Given exercise -
Gather all lines in the data that hold the string "Overview".

* START Data for this exercise *

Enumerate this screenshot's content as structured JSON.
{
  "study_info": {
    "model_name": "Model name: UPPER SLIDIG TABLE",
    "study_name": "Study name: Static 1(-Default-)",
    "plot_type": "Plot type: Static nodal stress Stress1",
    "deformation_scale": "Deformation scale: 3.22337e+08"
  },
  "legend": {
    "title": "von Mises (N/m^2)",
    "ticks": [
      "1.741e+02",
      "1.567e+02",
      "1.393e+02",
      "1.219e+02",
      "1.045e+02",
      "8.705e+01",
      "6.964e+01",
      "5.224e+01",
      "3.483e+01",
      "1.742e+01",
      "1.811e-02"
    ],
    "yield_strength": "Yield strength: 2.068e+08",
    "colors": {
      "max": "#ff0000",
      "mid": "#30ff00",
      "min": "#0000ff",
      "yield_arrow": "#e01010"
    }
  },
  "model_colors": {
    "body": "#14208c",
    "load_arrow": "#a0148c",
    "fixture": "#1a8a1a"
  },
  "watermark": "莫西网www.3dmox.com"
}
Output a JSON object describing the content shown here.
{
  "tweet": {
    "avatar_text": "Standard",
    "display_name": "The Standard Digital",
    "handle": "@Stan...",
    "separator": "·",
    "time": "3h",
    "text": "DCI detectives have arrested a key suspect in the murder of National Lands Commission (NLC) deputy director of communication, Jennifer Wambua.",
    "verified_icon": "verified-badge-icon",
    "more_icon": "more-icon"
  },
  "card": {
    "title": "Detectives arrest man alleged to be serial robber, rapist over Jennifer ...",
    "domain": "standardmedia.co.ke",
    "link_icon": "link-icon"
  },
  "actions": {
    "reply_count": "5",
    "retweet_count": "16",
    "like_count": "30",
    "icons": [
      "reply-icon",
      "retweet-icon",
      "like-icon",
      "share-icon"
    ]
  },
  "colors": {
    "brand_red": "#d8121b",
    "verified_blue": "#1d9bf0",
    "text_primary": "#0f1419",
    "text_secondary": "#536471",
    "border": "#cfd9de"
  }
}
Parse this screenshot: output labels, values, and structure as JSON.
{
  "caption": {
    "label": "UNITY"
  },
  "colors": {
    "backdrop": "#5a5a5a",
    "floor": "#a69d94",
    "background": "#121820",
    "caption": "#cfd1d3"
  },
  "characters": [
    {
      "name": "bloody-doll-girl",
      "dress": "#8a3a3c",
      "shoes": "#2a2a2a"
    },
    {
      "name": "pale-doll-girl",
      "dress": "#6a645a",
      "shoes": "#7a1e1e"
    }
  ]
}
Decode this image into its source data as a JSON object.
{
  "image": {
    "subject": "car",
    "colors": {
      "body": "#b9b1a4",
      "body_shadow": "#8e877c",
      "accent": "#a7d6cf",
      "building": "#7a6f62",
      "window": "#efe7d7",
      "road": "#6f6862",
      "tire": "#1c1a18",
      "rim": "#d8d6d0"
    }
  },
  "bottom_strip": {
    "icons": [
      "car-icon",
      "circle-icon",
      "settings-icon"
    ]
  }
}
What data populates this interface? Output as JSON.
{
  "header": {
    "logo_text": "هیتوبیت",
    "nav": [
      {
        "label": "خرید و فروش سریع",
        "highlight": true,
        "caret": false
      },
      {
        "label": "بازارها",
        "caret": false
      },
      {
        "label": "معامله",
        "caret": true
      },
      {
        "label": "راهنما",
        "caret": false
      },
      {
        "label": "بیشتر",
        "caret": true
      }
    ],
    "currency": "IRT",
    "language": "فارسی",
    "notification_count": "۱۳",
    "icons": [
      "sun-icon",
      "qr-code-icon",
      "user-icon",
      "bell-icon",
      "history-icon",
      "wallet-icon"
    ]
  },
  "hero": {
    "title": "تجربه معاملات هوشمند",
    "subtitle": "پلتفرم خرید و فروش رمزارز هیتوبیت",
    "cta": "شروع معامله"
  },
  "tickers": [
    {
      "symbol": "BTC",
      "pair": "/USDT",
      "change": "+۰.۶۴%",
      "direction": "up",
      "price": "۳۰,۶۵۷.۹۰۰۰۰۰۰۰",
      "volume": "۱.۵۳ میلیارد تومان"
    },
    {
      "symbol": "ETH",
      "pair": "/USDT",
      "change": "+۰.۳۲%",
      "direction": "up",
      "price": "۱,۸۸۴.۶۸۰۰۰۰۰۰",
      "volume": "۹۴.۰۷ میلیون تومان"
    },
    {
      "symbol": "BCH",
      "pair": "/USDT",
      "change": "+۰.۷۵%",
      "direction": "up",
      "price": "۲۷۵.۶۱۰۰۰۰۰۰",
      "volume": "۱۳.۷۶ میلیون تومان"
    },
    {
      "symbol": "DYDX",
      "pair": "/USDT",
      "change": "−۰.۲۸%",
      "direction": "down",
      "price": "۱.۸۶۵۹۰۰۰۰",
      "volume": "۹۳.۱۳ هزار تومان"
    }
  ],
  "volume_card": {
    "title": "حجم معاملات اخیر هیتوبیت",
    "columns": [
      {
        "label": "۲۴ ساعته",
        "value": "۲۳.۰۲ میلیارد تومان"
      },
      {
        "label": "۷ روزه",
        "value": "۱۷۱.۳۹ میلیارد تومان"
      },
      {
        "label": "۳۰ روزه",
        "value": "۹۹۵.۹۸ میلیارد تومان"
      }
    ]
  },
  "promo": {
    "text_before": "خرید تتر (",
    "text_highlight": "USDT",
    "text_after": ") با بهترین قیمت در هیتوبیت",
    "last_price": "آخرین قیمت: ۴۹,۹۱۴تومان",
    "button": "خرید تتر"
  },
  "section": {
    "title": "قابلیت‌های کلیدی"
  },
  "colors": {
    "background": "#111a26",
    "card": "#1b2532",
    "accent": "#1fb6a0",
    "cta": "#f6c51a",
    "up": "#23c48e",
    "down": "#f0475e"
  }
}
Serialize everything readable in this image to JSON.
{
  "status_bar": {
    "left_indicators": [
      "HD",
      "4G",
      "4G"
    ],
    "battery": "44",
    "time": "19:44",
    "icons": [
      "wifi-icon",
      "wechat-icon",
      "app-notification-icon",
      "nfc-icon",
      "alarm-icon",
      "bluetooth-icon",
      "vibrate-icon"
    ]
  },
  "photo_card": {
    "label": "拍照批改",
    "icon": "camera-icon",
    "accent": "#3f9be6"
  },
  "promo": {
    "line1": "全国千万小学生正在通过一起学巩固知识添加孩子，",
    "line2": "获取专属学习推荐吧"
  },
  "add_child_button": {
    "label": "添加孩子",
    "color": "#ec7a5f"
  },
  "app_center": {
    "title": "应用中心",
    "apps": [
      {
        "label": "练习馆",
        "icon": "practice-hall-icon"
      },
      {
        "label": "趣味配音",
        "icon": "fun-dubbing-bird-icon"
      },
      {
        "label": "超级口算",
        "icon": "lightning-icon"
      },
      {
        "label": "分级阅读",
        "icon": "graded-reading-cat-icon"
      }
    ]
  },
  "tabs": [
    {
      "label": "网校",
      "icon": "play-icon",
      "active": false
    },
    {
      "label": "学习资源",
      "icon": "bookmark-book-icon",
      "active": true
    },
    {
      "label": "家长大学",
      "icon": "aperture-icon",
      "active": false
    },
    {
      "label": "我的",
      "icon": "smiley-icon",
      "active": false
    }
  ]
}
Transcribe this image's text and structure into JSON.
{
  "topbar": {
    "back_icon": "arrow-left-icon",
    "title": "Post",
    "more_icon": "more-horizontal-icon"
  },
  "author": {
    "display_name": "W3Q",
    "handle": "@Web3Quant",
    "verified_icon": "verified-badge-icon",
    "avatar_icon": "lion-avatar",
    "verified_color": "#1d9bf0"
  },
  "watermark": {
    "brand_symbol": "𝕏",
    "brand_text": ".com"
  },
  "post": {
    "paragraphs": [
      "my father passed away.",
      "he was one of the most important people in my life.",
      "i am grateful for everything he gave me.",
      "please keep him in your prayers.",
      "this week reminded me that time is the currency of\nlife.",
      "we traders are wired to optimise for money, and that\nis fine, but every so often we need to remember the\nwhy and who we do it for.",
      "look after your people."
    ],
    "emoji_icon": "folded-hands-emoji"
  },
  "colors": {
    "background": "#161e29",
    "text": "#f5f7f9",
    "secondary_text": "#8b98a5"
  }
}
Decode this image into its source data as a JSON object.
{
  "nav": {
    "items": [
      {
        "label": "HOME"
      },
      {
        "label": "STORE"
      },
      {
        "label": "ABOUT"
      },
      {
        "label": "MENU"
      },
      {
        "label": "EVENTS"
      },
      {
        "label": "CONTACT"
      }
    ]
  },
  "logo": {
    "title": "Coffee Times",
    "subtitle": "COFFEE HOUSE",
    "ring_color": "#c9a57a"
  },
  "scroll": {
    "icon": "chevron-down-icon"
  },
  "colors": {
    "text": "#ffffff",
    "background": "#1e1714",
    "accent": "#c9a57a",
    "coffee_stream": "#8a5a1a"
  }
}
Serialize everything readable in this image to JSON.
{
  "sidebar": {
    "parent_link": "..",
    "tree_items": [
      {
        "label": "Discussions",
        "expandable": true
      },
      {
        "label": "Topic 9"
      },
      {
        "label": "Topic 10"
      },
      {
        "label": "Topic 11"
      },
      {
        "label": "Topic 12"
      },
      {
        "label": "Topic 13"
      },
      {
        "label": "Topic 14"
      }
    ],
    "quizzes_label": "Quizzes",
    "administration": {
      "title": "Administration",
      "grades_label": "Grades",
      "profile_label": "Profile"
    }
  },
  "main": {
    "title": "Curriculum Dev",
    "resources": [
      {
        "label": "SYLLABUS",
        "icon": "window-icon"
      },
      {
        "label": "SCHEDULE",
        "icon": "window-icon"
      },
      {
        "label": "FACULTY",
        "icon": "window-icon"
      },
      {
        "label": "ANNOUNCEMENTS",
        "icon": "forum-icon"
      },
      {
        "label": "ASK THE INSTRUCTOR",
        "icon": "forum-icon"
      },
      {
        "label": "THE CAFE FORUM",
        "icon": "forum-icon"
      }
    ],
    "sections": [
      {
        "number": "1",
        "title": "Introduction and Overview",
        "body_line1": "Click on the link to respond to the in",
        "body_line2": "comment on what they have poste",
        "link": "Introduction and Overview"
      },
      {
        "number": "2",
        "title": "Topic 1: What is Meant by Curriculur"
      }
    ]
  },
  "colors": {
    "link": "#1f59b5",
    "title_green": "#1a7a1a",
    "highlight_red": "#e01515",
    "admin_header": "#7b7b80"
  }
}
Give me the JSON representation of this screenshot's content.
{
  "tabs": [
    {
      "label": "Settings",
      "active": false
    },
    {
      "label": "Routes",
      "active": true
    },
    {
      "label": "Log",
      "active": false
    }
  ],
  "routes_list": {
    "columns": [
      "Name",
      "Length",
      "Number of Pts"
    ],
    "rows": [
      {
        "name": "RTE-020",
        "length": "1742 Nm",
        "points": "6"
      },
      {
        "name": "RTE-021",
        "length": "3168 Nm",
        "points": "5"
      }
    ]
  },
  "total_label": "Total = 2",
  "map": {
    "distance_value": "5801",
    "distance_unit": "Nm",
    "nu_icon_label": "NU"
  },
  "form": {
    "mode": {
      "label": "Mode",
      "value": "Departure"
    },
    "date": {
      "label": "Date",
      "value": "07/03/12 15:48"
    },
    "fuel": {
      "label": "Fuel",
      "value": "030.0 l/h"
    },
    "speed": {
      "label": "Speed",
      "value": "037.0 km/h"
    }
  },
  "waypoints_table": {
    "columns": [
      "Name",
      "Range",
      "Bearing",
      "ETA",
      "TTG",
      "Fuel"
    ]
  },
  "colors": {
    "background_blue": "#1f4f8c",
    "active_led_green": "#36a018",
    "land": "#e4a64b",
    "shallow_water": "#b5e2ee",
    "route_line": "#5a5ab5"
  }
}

* END Data for this exercise *

In response -
        "title": "Introduction and Overview",
        "link": "Introduction and Overview"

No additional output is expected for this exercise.